Copy each line containing the word "text" from the records that follow, please.

▸ DATA PROVIDED

<<<<

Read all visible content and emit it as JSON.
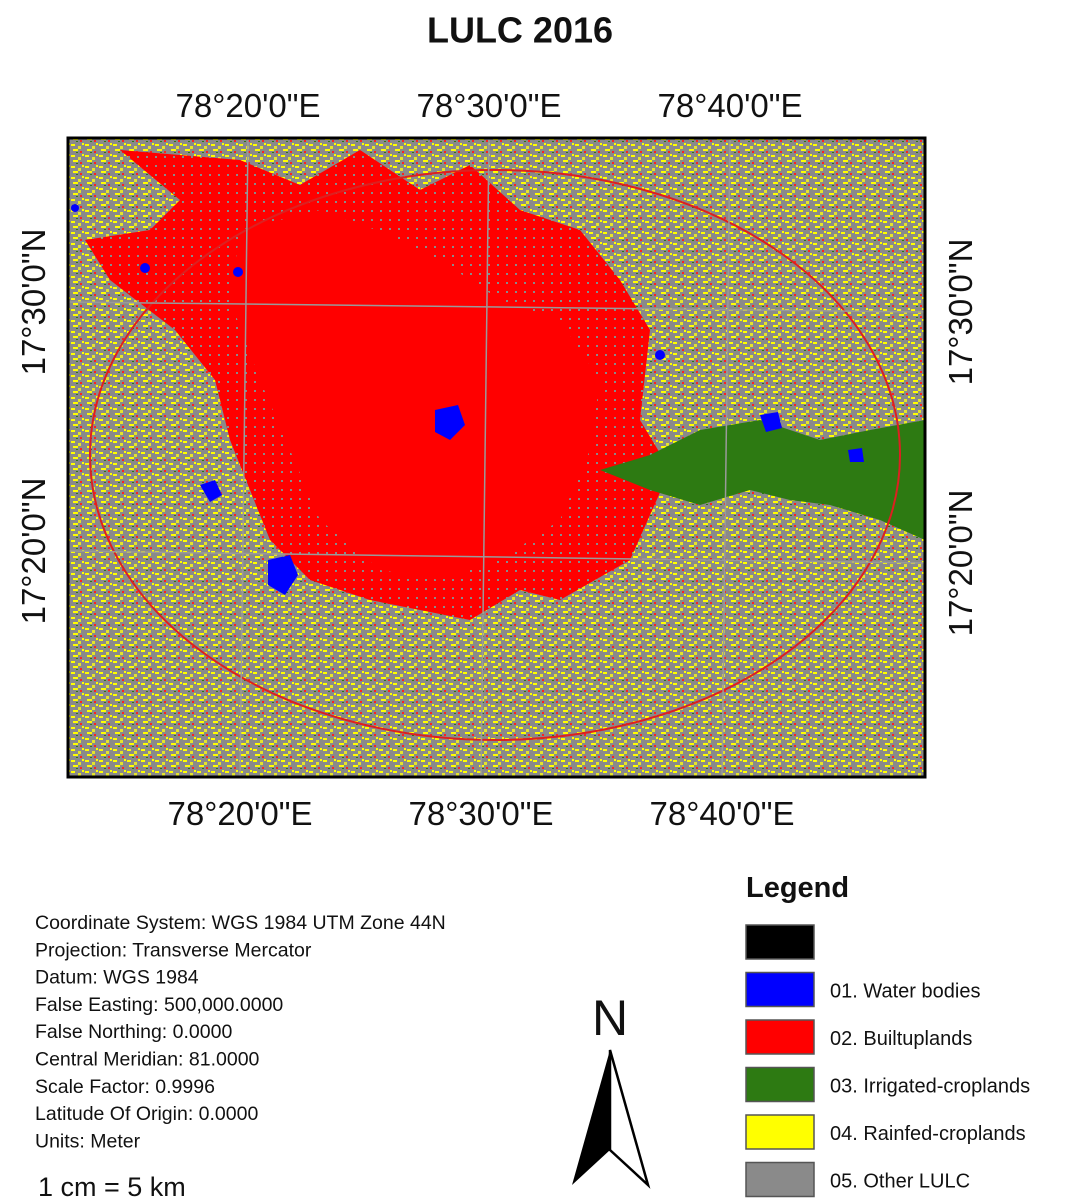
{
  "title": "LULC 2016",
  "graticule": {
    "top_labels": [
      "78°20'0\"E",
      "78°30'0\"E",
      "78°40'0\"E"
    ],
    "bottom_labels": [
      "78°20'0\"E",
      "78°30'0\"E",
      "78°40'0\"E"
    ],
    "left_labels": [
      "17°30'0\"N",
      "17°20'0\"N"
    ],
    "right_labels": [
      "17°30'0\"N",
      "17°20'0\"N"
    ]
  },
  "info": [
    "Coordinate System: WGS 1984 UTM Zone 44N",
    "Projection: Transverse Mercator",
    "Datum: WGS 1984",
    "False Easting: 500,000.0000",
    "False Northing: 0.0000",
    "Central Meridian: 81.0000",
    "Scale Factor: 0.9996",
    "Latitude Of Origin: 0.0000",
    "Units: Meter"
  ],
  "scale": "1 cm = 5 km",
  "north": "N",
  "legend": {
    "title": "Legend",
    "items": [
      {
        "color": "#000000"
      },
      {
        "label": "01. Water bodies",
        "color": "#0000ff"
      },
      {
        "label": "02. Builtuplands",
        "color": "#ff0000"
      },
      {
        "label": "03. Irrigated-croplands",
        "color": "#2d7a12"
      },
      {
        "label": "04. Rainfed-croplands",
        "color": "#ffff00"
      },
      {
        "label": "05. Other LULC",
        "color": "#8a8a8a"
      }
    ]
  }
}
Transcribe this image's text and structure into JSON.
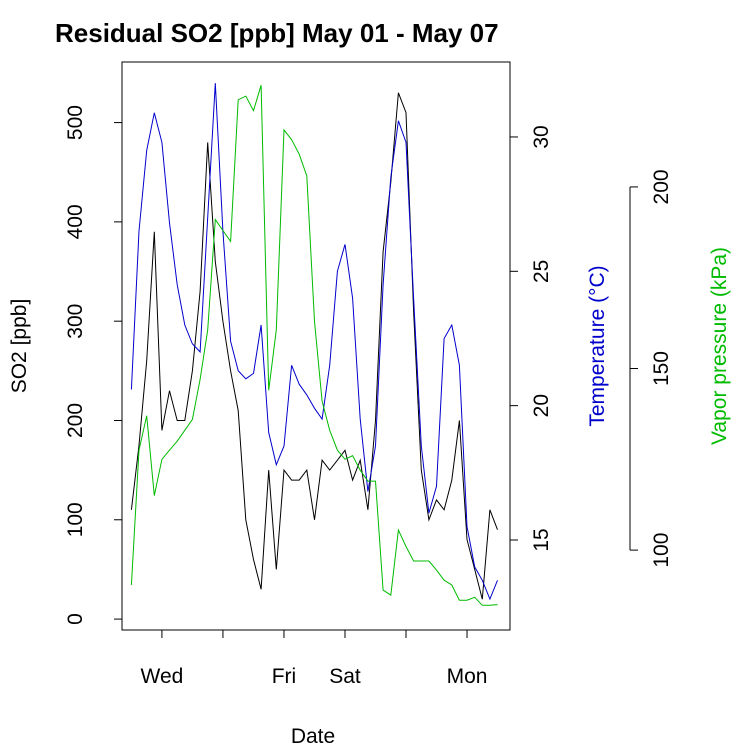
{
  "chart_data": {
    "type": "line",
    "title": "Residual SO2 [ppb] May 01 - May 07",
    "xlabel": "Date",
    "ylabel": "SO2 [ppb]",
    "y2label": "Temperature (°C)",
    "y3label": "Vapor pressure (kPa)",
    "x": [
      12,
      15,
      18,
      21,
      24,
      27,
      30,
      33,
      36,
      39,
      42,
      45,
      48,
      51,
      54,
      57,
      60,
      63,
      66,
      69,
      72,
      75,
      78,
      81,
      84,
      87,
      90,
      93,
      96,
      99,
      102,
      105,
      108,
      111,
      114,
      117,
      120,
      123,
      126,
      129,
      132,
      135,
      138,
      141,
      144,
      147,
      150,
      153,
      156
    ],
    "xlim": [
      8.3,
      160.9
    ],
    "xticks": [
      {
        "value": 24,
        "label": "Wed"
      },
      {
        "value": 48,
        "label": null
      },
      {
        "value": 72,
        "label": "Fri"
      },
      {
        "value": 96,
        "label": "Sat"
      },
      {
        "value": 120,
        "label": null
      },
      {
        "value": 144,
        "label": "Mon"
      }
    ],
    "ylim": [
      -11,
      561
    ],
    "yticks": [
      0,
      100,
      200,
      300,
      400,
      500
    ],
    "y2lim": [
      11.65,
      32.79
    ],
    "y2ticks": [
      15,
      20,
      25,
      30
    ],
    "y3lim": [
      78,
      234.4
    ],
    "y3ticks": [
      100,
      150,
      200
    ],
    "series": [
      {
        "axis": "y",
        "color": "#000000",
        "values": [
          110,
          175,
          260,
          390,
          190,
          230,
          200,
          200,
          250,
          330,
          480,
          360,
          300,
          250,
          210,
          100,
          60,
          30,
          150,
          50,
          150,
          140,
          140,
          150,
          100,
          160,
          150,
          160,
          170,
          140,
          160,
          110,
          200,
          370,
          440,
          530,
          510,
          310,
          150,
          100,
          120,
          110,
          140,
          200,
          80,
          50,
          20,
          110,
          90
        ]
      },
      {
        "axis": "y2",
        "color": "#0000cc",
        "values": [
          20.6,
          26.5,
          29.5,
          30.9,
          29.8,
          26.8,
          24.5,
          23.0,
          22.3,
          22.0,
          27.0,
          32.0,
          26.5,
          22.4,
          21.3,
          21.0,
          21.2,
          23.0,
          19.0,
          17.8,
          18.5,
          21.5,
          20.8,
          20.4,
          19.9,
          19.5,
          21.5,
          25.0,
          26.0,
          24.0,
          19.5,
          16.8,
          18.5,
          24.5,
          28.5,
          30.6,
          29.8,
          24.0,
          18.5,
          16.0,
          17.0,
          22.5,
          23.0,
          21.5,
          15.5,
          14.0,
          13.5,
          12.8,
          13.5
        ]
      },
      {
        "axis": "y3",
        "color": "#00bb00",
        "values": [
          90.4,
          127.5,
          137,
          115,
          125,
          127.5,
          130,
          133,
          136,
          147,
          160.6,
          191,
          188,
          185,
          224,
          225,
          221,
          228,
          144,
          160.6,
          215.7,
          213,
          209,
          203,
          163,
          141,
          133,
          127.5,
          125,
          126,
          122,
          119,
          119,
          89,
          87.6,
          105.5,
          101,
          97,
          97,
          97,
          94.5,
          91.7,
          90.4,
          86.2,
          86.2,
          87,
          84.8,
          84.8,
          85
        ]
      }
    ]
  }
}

>>>>
<<<<

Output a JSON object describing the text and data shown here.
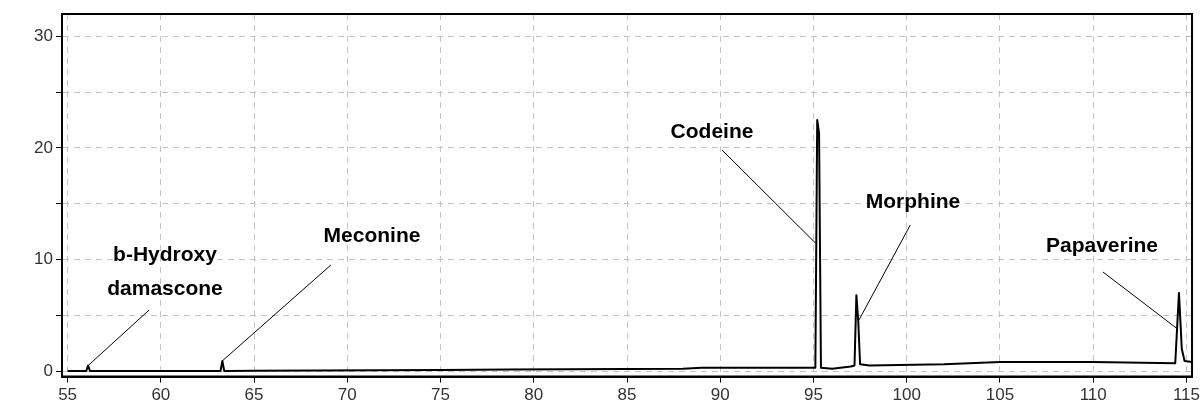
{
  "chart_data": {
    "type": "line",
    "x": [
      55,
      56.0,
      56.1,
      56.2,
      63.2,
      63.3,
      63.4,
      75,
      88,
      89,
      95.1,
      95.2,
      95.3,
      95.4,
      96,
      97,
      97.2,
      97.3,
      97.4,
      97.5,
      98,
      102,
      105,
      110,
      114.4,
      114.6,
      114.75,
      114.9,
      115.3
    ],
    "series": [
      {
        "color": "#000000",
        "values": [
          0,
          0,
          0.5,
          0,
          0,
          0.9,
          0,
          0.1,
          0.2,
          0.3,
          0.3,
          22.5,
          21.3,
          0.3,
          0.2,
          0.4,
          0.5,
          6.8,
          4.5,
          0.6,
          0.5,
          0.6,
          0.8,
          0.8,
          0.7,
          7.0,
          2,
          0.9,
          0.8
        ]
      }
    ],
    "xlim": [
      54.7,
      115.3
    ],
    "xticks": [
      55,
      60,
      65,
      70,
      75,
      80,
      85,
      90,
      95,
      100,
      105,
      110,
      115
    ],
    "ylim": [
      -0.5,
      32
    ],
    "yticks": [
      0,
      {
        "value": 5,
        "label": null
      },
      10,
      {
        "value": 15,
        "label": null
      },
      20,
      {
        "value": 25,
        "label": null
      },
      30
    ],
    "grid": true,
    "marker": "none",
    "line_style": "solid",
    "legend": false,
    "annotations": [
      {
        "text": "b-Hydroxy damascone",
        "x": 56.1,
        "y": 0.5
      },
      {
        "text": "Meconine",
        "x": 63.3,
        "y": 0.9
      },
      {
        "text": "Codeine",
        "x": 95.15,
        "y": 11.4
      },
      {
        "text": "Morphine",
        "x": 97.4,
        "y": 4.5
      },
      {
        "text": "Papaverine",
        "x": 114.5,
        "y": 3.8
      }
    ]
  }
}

>>>>

▸ FULL SOLUTION
Transcribe this image's text and structure into JSON.
Output a JSON object describing the text and data shown here.
        "text": "b-Hydroxy damascone",
        "text": "Meconine",
        "text": "Codeine",
        "text": "Morphine",
        "text": "Papaverine",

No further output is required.